What you have to do: Would you retype, word for word, the line with "Extract the chart's" and every line after it through the end of the records below?

Provided information:
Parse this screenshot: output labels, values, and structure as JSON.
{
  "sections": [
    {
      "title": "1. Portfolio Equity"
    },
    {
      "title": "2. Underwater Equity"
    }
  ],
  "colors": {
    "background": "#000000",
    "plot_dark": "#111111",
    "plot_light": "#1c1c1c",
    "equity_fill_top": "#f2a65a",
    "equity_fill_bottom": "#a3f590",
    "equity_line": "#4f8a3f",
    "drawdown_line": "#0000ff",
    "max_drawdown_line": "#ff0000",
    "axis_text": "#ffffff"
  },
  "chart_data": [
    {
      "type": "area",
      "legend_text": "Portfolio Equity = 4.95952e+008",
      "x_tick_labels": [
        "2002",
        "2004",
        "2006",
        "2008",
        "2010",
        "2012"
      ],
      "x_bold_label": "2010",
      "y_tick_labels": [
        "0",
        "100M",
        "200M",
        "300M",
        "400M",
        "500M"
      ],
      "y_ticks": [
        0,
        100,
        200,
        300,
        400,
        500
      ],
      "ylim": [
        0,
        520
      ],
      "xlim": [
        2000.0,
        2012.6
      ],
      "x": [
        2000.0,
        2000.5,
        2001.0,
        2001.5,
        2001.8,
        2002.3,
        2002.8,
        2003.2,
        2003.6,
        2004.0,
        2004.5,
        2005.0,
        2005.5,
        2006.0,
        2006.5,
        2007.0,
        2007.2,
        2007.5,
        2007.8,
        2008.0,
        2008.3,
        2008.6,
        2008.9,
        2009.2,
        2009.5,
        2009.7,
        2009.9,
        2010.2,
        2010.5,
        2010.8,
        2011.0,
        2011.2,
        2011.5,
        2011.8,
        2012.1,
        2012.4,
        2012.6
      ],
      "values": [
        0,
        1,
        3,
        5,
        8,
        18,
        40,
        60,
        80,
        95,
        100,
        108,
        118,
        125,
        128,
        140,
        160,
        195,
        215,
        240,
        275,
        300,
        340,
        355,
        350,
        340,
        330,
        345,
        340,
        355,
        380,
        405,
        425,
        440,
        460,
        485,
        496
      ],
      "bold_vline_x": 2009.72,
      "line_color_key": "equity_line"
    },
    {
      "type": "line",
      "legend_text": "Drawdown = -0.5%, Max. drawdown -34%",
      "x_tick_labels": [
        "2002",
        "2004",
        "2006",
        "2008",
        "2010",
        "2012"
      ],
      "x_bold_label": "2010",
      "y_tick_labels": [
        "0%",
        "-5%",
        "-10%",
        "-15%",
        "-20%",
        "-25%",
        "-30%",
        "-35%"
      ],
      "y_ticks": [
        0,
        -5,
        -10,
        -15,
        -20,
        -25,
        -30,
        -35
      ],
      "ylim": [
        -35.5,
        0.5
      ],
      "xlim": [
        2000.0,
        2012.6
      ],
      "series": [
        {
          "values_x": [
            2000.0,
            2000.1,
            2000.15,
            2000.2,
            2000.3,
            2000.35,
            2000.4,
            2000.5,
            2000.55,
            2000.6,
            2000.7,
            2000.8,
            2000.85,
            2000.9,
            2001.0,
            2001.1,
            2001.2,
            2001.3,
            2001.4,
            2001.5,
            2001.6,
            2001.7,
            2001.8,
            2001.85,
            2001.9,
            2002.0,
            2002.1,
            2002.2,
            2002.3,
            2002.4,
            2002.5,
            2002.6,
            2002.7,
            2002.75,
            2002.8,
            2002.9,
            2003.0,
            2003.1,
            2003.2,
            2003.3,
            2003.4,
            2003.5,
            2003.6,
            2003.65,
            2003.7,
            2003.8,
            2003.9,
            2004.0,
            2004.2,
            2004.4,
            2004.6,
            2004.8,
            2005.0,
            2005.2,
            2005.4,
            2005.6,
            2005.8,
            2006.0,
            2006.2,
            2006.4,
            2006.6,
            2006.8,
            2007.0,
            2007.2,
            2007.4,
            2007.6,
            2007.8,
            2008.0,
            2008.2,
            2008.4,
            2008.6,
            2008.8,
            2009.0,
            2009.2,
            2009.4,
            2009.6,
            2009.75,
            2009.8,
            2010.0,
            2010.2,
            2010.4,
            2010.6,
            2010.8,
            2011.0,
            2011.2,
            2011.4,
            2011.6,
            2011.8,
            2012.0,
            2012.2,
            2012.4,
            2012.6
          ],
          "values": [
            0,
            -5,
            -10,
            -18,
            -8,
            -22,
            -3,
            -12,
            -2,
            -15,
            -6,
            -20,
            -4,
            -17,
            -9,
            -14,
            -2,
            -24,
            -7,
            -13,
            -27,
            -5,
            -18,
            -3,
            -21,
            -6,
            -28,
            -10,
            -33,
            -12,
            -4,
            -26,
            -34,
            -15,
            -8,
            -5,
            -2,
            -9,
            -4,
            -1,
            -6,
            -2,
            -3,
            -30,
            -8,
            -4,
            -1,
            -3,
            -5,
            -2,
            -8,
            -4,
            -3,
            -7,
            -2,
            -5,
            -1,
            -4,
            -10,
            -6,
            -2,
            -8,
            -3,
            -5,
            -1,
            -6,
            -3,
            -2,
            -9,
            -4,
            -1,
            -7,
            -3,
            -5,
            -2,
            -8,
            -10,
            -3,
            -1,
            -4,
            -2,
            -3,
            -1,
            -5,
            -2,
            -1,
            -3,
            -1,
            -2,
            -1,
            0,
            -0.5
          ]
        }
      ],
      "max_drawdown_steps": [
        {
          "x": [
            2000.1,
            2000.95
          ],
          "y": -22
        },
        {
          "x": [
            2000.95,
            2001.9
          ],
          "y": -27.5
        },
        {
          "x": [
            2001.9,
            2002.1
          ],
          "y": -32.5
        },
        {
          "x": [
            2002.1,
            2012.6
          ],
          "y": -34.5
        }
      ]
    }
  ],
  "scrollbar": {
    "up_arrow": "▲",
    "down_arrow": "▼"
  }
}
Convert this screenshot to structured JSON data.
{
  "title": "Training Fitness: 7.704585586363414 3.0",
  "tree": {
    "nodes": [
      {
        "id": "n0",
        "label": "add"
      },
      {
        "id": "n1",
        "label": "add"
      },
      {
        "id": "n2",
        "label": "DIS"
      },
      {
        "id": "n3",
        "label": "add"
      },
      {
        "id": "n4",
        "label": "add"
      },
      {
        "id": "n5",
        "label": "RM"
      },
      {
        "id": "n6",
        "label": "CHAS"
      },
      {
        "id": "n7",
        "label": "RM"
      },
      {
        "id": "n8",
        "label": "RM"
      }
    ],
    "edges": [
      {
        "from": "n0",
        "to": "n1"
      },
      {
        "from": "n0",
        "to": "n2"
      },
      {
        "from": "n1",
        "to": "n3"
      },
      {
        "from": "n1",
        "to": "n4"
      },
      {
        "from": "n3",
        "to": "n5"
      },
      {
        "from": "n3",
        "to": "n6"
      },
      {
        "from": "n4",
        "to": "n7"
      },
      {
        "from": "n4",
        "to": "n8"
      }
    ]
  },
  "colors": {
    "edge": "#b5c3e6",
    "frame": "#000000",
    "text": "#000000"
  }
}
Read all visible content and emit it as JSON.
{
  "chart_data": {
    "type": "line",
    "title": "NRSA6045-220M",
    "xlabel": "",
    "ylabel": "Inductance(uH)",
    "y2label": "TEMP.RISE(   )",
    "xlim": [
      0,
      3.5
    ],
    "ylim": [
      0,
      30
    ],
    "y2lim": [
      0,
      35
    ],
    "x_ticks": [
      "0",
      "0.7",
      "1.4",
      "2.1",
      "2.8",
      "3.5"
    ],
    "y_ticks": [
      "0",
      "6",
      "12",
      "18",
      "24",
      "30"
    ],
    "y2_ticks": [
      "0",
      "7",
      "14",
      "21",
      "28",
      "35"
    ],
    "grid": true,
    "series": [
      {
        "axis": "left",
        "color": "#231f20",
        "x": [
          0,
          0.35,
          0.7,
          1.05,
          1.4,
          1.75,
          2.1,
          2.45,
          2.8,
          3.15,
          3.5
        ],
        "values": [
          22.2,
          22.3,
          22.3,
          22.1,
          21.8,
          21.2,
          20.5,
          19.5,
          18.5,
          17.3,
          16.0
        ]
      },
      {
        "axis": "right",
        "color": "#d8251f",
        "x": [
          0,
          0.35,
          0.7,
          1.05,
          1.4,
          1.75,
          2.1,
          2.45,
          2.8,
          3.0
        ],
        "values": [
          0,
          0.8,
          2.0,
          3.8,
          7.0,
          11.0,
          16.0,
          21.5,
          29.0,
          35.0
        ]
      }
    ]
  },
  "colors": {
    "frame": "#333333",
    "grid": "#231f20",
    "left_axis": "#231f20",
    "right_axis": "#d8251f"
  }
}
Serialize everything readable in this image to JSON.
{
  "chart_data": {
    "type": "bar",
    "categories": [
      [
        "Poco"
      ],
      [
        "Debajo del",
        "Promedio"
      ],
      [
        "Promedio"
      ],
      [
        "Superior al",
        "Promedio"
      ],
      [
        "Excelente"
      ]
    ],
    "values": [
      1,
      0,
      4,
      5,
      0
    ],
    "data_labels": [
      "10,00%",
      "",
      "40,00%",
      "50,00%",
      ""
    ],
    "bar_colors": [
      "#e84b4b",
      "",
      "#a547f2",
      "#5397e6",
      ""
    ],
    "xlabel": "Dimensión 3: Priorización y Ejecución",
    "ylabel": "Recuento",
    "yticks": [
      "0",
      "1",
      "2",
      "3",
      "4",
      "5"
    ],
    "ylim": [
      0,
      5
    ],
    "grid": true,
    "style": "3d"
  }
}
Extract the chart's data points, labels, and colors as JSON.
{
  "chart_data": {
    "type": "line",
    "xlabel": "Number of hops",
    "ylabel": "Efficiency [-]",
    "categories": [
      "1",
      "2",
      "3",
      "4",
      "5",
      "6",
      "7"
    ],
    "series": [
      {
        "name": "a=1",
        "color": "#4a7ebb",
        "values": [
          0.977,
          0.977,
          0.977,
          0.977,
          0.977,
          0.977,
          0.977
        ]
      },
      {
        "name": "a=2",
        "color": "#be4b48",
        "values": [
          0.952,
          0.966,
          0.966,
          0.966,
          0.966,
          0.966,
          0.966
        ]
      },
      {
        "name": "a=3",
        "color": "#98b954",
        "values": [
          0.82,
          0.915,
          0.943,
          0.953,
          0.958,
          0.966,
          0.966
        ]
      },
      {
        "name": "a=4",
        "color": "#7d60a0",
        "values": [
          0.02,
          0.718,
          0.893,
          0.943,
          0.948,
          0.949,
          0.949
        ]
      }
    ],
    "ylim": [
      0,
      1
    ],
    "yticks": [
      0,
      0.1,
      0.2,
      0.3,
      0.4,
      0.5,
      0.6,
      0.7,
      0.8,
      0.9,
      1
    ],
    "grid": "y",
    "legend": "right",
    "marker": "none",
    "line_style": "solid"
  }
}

Exercise answer:
Extract the chart's data points, labels, and colors as JSON.
{
  "chart_data": {
    "type": "line",
    "xlabel": "Number of hops",
    "ylabel": "Efficiency [-]",
    "categories": [
      "1",
      "2",
      "3",
      "4",
      "5",
      "6",
      "7"
    ],
    "series": [
      {
        "name": "a=1",
        "color": "#4a7ebb",
        "values": [
          0.977,
          0.977,
          0.977,
          0.977,
          0.977,
          0.977,
          0.977
        ]
      },
      {
        "name": "a=2",
        "color": "#be4b48",
        "values": [
          0.952,
          0.966,
          0.966,
          0.966,
          0.966,
          0.966,
          0.966
        ]
      },
      {
        "name": "a=3",
        "color": "#98b954",
        "values": [
          0.82,
          0.915,
          0.943,
          0.953,
          0.958,
          0.966,
          0.966
        ]
      },
      {
        "name": "a=4",
        "color": "#7d60a0",
        "values": [
          0.02,
          0.718,
          0.893,
          0.943,
          0.948,
          0.949,
          0.949
        ]
      }
    ],
    "ylim": [
      0,
      1
    ],
    "yticks": [
      0,
      0.1,
      0.2,
      0.3,
      0.4,
      0.5,
      0.6,
      0.7,
      0.8,
      0.9,
      1
    ],
    "grid": "y",
    "legend": "right",
    "marker": "none",
    "line_style": "solid"
  }
}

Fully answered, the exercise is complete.